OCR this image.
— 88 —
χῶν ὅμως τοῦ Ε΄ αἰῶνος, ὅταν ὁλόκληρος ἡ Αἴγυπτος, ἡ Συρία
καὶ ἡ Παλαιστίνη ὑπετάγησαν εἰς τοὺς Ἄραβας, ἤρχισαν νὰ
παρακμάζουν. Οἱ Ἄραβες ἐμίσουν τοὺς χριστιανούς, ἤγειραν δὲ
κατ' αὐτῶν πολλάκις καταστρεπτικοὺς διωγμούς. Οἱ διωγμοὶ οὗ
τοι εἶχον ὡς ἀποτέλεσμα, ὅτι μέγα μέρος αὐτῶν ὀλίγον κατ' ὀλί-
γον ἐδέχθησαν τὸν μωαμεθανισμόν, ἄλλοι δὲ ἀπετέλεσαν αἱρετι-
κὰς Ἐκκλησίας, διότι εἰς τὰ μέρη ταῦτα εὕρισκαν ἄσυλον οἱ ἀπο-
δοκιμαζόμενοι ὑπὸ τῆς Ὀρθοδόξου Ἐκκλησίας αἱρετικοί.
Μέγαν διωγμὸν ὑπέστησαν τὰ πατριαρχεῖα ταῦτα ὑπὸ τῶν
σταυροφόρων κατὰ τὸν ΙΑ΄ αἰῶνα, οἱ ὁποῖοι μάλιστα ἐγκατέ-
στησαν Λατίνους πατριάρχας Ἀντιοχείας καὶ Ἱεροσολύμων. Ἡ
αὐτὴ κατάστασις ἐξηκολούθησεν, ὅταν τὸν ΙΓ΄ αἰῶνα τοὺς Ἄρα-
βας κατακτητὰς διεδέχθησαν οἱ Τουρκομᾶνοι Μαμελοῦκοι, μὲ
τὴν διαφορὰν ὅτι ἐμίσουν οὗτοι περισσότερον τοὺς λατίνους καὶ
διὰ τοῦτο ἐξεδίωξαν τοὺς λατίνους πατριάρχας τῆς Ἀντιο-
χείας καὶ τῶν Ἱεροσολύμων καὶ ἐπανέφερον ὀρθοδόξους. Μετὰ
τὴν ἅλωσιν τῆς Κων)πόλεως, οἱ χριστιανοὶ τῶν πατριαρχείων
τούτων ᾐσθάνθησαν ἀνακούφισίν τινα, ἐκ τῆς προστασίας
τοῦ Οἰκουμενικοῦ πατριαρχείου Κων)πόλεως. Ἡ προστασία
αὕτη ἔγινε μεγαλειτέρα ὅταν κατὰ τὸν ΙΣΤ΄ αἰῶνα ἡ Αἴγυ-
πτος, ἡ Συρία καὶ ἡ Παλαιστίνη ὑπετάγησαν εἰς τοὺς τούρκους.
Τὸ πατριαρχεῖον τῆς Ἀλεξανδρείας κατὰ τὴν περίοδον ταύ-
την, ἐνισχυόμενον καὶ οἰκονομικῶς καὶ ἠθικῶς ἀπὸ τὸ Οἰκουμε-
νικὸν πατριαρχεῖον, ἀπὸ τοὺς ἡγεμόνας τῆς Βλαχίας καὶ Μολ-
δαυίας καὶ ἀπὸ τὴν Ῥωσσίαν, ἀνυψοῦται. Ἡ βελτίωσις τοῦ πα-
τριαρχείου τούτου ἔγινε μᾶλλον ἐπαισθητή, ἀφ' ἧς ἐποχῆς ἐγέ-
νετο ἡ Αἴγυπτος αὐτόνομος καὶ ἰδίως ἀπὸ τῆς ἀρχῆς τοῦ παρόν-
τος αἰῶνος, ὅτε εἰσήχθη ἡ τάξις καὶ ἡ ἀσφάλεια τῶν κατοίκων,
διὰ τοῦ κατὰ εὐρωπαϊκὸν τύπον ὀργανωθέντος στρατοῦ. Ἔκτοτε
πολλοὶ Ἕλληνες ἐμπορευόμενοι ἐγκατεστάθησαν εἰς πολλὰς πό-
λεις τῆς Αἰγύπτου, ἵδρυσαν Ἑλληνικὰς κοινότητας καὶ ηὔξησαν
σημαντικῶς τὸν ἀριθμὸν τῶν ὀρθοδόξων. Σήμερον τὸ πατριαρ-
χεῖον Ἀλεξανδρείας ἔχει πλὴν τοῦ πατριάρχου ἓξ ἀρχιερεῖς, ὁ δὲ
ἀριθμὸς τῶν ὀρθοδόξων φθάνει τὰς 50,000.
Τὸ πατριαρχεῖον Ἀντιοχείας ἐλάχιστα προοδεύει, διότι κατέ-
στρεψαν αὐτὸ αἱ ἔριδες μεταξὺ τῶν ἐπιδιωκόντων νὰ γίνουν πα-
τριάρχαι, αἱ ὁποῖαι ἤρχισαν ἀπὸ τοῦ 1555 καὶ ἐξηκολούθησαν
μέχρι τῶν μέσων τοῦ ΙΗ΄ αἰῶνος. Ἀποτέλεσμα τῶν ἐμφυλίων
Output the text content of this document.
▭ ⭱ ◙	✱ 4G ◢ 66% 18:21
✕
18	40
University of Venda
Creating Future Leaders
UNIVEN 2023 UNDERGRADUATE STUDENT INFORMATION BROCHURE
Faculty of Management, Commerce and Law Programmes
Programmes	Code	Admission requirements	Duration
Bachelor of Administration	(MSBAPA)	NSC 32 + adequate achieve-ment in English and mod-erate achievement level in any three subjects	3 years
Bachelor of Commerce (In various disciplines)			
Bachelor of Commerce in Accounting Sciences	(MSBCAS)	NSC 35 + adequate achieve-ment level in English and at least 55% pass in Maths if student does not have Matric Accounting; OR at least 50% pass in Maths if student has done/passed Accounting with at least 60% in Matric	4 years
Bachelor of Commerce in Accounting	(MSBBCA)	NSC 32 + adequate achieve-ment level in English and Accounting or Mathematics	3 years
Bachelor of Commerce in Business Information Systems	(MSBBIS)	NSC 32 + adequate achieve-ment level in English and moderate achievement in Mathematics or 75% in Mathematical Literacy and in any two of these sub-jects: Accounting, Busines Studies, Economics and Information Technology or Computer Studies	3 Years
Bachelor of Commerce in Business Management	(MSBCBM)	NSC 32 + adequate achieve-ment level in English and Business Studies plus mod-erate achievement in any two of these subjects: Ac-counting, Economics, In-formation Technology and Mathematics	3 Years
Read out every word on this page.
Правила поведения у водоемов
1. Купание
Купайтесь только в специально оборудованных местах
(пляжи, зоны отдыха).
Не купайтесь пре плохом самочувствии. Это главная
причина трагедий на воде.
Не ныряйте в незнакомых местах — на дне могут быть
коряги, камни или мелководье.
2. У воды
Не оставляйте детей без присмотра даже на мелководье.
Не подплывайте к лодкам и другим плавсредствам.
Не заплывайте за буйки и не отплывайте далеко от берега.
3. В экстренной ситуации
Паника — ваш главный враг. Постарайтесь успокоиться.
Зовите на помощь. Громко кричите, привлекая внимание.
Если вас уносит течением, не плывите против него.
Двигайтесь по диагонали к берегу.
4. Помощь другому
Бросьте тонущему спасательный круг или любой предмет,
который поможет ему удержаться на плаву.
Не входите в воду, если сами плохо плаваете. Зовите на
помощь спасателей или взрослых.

+===+

Identify each line in the records above that contains the word "Ἱεροσολύμων", and copy it out in full.

στησαν Λατίνους πατριάρχας Ἀντιοχείας καὶ Ἱεροσολύμων. Ἡ
χείας καὶ τῶν Ἱεροσολύμων καὶ ἐπανέφερον ὀρθοδόξους. Μετὰ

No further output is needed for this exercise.